### What is being asked
The data below is to be returned in full and exactly.

### Rows
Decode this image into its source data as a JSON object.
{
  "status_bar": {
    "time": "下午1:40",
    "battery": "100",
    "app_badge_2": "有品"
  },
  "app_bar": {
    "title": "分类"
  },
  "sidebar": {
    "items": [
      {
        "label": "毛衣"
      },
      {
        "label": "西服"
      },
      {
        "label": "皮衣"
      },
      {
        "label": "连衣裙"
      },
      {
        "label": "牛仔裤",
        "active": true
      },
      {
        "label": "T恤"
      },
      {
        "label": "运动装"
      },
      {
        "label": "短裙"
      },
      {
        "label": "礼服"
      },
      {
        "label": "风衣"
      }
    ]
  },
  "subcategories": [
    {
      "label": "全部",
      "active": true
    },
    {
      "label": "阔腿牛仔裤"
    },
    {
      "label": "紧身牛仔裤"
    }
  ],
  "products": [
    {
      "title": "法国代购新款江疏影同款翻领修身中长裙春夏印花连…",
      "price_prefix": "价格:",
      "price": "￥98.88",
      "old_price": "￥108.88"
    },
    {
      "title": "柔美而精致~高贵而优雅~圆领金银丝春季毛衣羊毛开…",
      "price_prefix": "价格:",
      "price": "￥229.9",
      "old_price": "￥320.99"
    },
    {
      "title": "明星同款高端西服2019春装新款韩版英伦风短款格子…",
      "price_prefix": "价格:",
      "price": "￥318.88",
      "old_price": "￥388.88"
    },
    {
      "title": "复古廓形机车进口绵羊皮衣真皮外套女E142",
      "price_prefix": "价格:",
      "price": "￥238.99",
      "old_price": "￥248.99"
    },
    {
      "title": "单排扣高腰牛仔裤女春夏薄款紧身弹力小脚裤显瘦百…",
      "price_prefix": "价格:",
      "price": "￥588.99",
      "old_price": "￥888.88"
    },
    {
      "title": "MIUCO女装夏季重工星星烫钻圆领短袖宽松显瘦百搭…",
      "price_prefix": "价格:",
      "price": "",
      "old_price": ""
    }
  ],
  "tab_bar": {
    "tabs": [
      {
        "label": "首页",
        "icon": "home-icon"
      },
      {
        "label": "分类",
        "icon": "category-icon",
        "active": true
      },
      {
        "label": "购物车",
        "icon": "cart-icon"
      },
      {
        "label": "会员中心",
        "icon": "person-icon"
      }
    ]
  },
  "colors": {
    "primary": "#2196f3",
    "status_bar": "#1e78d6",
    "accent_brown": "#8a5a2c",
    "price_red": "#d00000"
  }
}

### Response to the task
Decode this image into its source data as a JSON object.
{
  "status_bar": {
    "time": "下午1:40",
    "battery": "100",
    "app_badge_2": "有品"
  },
  "app_bar": {
    "title": "分类"
  },
  "sidebar": {
    "items": [
      {
        "label": "毛衣"
      },
      {
        "label": "西服"
      },
      {
        "label": "皮衣"
      },
      {
        "label": "连衣裙"
      },
      {
        "label": "牛仔裤",
        "active": true
      },
      {
        "label": "T恤"
      },
      {
        "label": "运动装"
      },
      {
        "label": "短裙"
      },
      {
        "label": "礼服"
      },
      {
        "label": "风衣"
      }
    ]
  },
  "subcategories": [
    {
      "label": "全部",
      "active": true
    },
    {
      "label": "阔腿牛仔裤"
    },
    {
      "label": "紧身牛仔裤"
    }
  ],
  "products": [
    {
      "title": "法国代购新款江疏影同款翻领修身中长裙春夏印花连…",
      "price_prefix": "价格:",
      "price": "￥98.88",
      "old_price": "￥108.88"
    },
    {
      "title": "柔美而精致~高贵而优雅~圆领金银丝春季毛衣羊毛开…",
      "price_prefix": "价格:",
      "price": "￥229.9",
      "old_price": "￥320.99"
    },
    {
      "title": "明星同款高端西服2019春装新款韩版英伦风短款格子…",
      "price_prefix": "价格:",
      "price": "￥318.88",
      "old_price": "￥388.88"
    },
    {
      "title": "复古廓形机车进口绵羊皮衣真皮外套女E142",
      "price_prefix": "价格:",
      "price": "￥238.99",
      "old_price": "￥248.99"
    },
    {
      "title": "单排扣高腰牛仔裤女春夏薄款紧身弹力小脚裤显瘦百…",
      "price_prefix": "价格:",
      "price": "￥588.99",
      "old_price": "￥888.88"
    },
    {
      "title": "MIUCO女装夏季重工星星烫钻圆领短袖宽松显瘦百搭…",
      "price_prefix": "价格:",
      "price": "",
      "old_price": ""
    }
  ],
  "tab_bar": {
    "tabs": [
      {
        "label": "首页",
        "icon": "home-icon"
      },
      {
        "label": "分类",
        "icon": "category-icon",
        "active": true
      },
      {
        "label": "购物车",
        "icon": "cart-icon"
      },
      {
        "label": "会员中心",
        "icon": "person-icon"
      }
    ]
  },
  "colors": {
    "primary": "#2196f3",
    "status_bar": "#1e78d6",
    "accent_brown": "#8a5a2c",
    "price_red": "#d00000"
  }
}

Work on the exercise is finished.